───── GIVEN INFORMATION
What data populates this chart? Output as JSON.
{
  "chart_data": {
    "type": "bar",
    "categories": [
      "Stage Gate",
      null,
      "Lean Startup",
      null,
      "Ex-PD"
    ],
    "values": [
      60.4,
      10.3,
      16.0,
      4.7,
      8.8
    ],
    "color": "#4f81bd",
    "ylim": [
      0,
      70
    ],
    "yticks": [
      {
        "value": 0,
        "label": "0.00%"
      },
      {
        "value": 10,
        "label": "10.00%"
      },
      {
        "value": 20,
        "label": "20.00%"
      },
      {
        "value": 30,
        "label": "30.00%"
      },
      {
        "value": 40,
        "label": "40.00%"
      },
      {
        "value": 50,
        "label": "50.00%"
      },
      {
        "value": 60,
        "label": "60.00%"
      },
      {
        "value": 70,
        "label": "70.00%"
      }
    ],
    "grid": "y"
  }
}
──────────
[YOUR GOAL]
Return all the data exactly as given.

[THE RESPONSE]
What data populates this chart? Output as JSON.
{
  "chart_data": {
    "type": "bar",
    "categories": [
      "Stage Gate",
      null,
      "Lean Startup",
      null,
      "Ex-PD"
    ],
    "values": [
      60.4,
      10.3,
      16.0,
      4.7,
      8.8
    ],
    "color": "#4f81bd",
    "ylim": [
      0,
      70
    ],
    "yticks": [
      {
        "value": 0,
        "label": "0.00%"
      },
      {
        "value": 10,
        "label": "10.00%"
      },
      {
        "value": 20,
        "label": "20.00%"
      },
      {
        "value": 30,
        "label": "30.00%"
      },
      {
        "value": 40,
        "label": "40.00%"
      },
      {
        "value": 50,
        "label": "50.00%"
      },
      {
        "value": 60,
        "label": "60.00%"
      },
      {
        "value": 70,
        "label": "70.00%"
      }
    ],
    "grid": "y"
  }
}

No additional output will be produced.